In the data below, find each line containing the string "screenshot" and return it.
* START INFORMATION SUPPLIED *
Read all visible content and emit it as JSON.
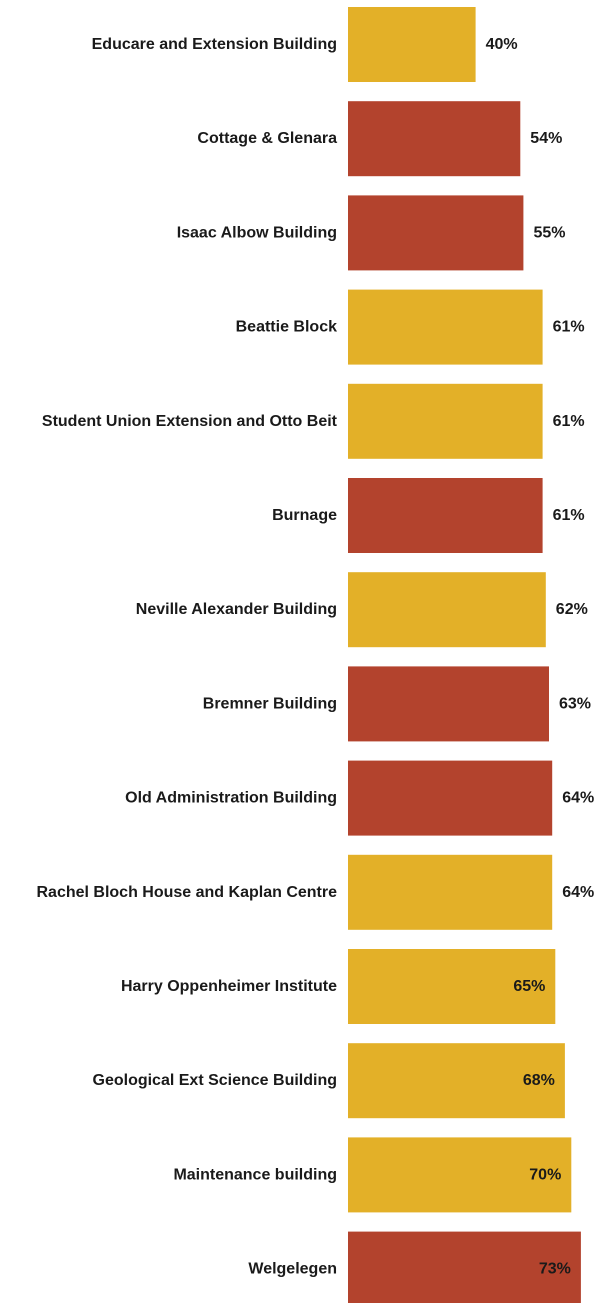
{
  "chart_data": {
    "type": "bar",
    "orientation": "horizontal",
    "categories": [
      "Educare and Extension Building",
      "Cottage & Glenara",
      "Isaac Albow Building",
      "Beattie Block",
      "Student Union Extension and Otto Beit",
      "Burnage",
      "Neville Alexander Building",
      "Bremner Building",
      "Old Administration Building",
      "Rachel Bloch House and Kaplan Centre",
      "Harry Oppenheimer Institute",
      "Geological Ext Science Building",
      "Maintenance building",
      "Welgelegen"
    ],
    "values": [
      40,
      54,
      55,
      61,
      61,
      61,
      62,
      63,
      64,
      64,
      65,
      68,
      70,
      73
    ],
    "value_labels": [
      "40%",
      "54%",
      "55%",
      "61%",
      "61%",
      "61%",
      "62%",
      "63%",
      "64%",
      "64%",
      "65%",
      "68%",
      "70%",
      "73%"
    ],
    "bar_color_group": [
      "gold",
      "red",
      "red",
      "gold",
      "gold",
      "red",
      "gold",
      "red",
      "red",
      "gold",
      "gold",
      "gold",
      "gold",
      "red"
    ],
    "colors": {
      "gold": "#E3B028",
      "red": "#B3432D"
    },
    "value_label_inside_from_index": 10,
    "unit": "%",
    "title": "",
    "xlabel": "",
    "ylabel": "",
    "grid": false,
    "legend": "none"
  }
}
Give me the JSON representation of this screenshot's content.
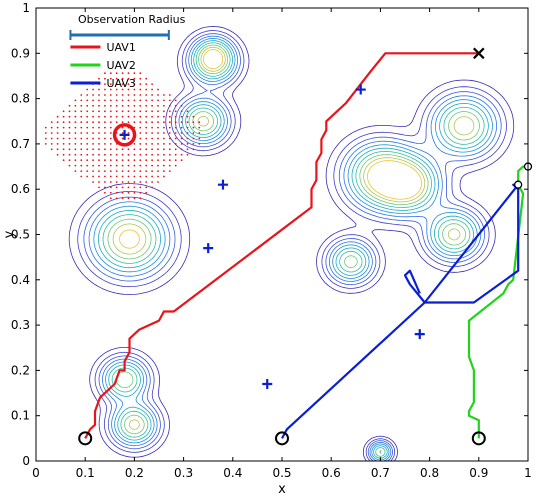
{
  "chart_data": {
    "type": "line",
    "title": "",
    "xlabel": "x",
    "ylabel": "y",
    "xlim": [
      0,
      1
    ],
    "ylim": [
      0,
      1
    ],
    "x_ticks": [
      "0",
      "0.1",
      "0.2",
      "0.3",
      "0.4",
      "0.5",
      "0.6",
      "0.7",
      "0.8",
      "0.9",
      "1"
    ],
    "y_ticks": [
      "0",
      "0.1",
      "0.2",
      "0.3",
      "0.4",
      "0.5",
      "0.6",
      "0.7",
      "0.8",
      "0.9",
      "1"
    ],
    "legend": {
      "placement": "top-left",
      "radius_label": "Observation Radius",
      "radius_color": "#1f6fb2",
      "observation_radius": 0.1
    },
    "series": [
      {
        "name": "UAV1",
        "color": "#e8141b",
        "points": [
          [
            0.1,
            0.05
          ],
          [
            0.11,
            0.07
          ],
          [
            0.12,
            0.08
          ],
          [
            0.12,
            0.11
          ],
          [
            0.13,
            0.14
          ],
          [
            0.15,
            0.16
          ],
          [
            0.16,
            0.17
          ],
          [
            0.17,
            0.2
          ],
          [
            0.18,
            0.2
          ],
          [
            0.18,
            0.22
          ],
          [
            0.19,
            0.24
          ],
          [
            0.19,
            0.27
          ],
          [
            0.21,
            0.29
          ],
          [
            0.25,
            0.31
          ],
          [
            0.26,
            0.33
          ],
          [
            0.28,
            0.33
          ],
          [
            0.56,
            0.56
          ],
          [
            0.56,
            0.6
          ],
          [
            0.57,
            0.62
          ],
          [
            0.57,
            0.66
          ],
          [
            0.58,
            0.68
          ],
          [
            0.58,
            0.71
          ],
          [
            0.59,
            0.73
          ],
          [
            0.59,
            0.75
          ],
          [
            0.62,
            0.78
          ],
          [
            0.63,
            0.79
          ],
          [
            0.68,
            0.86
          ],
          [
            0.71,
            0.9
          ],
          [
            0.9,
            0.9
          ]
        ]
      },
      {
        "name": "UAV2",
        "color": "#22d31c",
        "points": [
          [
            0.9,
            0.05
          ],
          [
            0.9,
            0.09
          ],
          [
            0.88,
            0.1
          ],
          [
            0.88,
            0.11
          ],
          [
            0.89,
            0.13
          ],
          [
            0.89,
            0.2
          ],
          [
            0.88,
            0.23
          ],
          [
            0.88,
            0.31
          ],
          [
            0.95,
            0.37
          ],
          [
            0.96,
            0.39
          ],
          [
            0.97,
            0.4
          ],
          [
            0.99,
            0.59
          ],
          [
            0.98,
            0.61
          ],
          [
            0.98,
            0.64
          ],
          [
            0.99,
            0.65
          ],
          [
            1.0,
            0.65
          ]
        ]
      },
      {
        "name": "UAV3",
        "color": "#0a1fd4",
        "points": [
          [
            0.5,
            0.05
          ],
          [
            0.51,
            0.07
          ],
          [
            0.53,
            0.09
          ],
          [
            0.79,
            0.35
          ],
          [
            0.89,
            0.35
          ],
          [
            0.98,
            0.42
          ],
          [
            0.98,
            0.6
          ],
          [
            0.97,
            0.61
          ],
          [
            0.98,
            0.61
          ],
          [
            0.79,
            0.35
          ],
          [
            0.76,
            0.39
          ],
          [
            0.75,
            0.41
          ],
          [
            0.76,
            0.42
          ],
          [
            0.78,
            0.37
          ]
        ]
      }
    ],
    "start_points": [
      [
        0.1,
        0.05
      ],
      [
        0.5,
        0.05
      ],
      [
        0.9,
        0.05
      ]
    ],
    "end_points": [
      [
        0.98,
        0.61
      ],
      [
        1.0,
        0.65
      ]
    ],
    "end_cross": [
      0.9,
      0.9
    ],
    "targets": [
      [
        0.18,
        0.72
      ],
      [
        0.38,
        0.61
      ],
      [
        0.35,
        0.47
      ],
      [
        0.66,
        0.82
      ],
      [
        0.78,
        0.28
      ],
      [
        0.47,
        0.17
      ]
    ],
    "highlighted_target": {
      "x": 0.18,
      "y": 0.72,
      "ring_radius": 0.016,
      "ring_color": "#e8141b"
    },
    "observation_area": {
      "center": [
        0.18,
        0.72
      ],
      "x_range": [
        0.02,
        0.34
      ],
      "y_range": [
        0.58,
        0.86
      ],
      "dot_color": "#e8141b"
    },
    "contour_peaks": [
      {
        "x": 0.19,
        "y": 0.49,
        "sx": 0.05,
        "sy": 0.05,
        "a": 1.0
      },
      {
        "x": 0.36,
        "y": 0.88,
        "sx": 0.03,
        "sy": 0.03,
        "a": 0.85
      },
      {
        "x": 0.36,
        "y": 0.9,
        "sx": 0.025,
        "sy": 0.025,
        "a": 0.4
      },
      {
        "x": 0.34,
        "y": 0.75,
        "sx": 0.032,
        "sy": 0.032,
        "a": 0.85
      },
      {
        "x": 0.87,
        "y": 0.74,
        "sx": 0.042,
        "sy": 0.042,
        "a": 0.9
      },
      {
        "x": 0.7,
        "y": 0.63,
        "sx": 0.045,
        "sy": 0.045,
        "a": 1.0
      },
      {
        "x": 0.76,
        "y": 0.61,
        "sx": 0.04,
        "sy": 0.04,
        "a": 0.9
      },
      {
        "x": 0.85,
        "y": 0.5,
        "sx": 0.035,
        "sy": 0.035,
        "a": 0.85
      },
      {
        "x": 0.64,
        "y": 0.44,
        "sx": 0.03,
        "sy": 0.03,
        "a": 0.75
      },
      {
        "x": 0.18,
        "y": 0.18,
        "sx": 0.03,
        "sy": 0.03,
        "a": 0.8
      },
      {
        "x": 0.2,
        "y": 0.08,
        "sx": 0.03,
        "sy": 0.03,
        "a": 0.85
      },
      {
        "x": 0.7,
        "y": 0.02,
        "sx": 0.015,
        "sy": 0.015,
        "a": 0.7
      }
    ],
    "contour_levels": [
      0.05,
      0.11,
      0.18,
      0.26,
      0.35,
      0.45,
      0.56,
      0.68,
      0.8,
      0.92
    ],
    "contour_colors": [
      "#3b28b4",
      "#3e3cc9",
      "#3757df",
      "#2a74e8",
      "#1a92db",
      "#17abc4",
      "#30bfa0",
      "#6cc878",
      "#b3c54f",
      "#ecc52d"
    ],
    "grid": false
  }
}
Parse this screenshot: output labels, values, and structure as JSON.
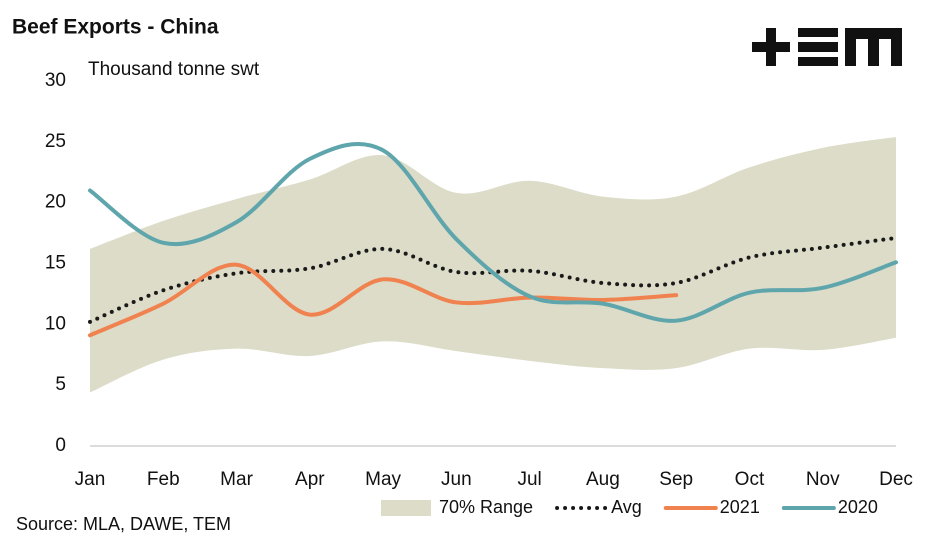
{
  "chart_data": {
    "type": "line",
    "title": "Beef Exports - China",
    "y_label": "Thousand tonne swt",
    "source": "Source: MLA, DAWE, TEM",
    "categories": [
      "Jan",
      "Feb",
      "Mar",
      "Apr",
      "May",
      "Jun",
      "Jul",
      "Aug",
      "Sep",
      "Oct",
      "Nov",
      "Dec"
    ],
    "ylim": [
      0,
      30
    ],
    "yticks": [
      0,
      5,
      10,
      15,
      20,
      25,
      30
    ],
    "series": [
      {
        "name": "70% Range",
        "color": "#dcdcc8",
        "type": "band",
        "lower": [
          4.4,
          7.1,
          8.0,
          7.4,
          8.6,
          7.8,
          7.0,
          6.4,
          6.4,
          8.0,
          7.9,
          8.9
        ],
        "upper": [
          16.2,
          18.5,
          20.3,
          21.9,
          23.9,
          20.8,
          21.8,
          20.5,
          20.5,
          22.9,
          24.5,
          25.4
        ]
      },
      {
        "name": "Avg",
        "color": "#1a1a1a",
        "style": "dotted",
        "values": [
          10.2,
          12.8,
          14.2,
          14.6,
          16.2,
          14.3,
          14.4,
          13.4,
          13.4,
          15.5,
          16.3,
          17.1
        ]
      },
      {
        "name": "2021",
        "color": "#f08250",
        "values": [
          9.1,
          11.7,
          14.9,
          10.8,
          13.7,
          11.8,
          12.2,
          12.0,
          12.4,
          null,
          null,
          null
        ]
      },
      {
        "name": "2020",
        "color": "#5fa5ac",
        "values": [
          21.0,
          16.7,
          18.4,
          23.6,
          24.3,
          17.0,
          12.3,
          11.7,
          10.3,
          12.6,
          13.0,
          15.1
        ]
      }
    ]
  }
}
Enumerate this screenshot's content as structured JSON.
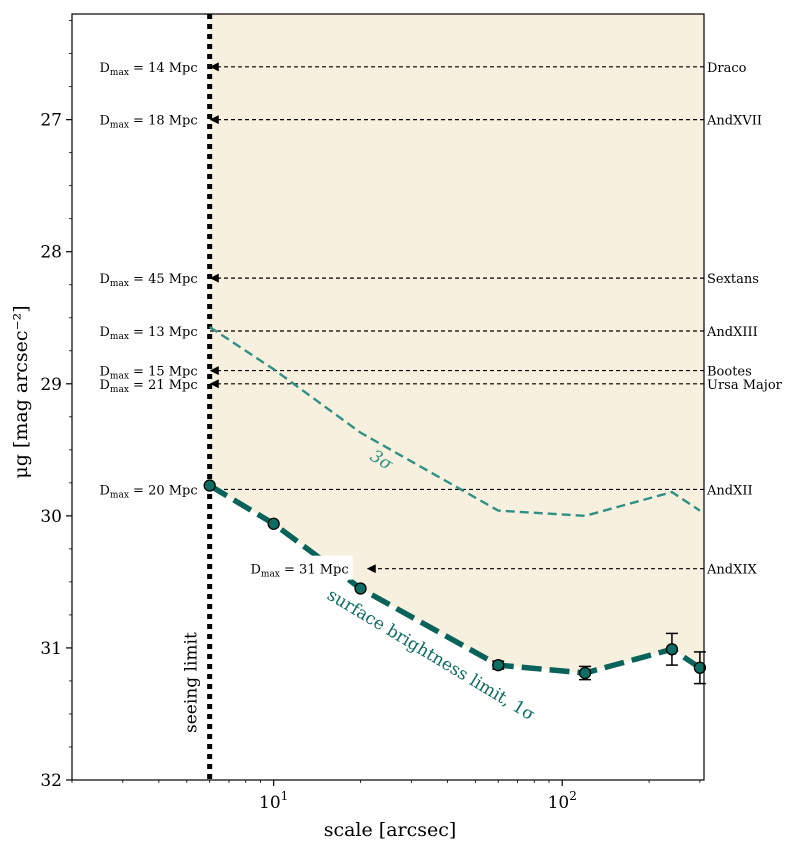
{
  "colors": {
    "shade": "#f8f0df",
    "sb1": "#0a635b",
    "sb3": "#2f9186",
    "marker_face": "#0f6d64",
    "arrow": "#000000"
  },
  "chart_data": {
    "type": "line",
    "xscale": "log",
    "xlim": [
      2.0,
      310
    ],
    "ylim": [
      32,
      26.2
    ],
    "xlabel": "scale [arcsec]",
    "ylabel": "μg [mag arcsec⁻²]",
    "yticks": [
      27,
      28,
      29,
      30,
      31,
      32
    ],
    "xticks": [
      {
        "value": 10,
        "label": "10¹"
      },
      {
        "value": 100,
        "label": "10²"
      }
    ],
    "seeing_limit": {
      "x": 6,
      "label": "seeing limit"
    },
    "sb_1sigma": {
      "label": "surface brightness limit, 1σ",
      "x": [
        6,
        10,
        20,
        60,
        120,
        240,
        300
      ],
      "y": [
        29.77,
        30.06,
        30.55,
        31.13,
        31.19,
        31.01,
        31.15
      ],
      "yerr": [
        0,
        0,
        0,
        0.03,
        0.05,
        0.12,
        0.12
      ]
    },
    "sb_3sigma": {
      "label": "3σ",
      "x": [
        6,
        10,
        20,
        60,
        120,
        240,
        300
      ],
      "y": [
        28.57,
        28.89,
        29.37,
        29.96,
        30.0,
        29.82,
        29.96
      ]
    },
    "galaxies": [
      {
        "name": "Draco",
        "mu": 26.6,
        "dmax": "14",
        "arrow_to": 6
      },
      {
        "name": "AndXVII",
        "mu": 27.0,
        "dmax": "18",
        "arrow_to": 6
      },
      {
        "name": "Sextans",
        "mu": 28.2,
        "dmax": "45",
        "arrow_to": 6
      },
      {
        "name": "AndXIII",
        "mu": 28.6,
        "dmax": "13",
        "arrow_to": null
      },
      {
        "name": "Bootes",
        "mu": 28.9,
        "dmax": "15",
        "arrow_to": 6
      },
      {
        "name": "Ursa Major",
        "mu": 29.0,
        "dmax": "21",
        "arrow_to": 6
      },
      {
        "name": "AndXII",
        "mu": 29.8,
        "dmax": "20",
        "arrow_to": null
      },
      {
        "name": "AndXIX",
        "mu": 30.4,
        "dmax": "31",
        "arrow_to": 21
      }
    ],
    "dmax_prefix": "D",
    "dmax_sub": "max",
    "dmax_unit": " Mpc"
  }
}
* END INFORMATION SUPPLIED *
## RESULT OF THE EXERCISE
Give me the JSON representation of this screenshot's content.
Parse this screenshot: output labels, values, and structure as JSON.
Enumerate this screenshot's content as structured JSON.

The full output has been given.